▶ WHAT TO DO
Return each entry exactly, omitting nothing.

------------------------------------------------------------

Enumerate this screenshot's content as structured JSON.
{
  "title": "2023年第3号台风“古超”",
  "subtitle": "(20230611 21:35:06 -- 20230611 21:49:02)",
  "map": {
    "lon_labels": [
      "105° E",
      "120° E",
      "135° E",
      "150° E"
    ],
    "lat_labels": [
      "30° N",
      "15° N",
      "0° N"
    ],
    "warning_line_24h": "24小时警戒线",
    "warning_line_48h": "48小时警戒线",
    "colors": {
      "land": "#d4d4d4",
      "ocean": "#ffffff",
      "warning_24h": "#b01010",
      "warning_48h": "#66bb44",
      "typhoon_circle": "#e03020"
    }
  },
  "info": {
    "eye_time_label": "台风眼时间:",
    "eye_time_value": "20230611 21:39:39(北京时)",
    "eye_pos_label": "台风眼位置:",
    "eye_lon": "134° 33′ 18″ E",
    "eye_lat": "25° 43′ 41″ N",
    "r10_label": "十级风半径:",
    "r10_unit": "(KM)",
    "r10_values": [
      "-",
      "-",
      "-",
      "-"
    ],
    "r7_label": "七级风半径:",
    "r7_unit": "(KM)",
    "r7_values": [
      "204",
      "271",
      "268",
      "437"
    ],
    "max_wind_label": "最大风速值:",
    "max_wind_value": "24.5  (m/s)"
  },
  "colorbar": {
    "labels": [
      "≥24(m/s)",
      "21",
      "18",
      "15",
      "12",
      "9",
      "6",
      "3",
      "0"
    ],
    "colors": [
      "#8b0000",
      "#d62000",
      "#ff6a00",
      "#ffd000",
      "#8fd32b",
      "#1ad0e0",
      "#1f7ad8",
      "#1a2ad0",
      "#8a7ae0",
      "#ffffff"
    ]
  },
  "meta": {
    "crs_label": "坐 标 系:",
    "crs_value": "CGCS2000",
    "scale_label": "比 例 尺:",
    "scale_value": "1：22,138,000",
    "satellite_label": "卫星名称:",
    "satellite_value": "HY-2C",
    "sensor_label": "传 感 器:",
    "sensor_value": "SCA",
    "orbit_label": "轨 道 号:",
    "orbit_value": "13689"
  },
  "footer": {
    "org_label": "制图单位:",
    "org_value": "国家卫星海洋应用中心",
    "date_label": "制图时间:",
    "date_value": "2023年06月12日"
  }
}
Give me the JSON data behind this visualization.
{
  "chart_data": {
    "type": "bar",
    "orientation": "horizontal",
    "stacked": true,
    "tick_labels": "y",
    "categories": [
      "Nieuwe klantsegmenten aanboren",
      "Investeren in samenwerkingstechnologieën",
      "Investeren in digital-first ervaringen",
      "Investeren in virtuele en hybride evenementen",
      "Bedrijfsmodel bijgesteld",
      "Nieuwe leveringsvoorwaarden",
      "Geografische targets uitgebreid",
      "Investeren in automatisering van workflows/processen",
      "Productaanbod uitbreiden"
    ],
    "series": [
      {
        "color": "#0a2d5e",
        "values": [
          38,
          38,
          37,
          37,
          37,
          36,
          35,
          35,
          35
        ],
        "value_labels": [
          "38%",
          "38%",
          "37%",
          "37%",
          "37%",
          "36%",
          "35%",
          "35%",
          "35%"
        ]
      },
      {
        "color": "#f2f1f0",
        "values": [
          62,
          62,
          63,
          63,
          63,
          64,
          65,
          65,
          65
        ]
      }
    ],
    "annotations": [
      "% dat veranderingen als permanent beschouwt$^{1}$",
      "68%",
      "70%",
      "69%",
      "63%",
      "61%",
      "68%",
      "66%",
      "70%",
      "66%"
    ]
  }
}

------------------------------------------------------------

▶ SOLUTION TO THIS PROBLEM
Enumerate this screenshot's content as structured JSON.
{
  "title": "2023年第3号台风“古超”",
  "subtitle": "(20230611 21:35:06 -- 20230611 21:49:02)",
  "map": {
    "lon_labels": [
      "105° E",
      "120° E",
      "135° E",
      "150° E"
    ],
    "lat_labels": [
      "30° N",
      "15° N",
      "0° N"
    ],
    "warning_line_24h": "24小时警戒线",
    "warning_line_48h": "48小时警戒线",
    "colors": {
      "land": "#d4d4d4",
      "ocean": "#ffffff",
      "warning_24h": "#b01010",
      "warning_48h": "#66bb44",
      "typhoon_circle": "#e03020"
    }
  },
  "info": {
    "eye_time_label": "台风眼时间:",
    "eye_time_value": "20230611 21:39:39(北京时)",
    "eye_pos_label": "台风眼位置:",
    "eye_lon": "134° 33′ 18″ E",
    "eye_lat": "25° 43′ 41″ N",
    "r10_label": "十级风半径:",
    "r10_unit": "(KM)",
    "r10_values": [
      "-",
      "-",
      "-",
      "-"
    ],
    "r7_label": "七级风半径:",
    "r7_unit": "(KM)",
    "r7_values": [
      "204",
      "271",
      "268",
      "437"
    ],
    "max_wind_label": "最大风速值:",
    "max_wind_value": "24.5  (m/s)"
  },
  "colorbar": {
    "labels": [
      "≥24(m/s)",
      "21",
      "18",
      "15",
      "12",
      "9",
      "6",
      "3",
      "0"
    ],
    "colors": [
      "#8b0000",
      "#d62000",
      "#ff6a00",
      "#ffd000",
      "#8fd32b",
      "#1ad0e0",
      "#1f7ad8",
      "#1a2ad0",
      "#8a7ae0",
      "#ffffff"
    ]
  },
  "meta": {
    "crs_label": "坐 标 系:",
    "crs_value": "CGCS2000",
    "scale_label": "比 例 尺:",
    "scale_value": "1：22,138,000",
    "satellite_label": "卫星名称:",
    "satellite_value": "HY-2C",
    "sensor_label": "传 感 器:",
    "sensor_value": "SCA",
    "orbit_label": "轨 道 号:",
    "orbit_value": "13689"
  },
  "footer": {
    "org_label": "制图单位:",
    "org_value": "国家卫星海洋应用中心",
    "date_label": "制图时间:",
    "date_value": "2023年06月12日"
  }
}
Give me the JSON data behind this visualization.
{
  "chart_data": {
    "type": "bar",
    "orientation": "horizontal",
    "stacked": true,
    "tick_labels": "y",
    "categories": [
      "Nieuwe klantsegmenten aanboren",
      "Investeren in samenwerkingstechnologieën",
      "Investeren in digital-first ervaringen",
      "Investeren in virtuele en hybride evenementen",
      "Bedrijfsmodel bijgesteld",
      "Nieuwe leveringsvoorwaarden",
      "Geografische targets uitgebreid",
      "Investeren in automatisering van workflows/processen",
      "Productaanbod uitbreiden"
    ],
    "series": [
      {
        "color": "#0a2d5e",
        "values": [
          38,
          38,
          37,
          37,
          37,
          36,
          35,
          35,
          35
        ],
        "value_labels": [
          "38%",
          "38%",
          "37%",
          "37%",
          "37%",
          "36%",
          "35%",
          "35%",
          "35%"
        ]
      },
      {
        "color": "#f2f1f0",
        "values": [
          62,
          62,
          63,
          63,
          63,
          64,
          65,
          65,
          65
        ]
      }
    ],
    "annotations": [
      "% dat veranderingen als permanent beschouwt$^{1}$",
      "68%",
      "70%",
      "69%",
      "63%",
      "61%",
      "68%",
      "66%",
      "70%",
      "66%"
    ]
  }
}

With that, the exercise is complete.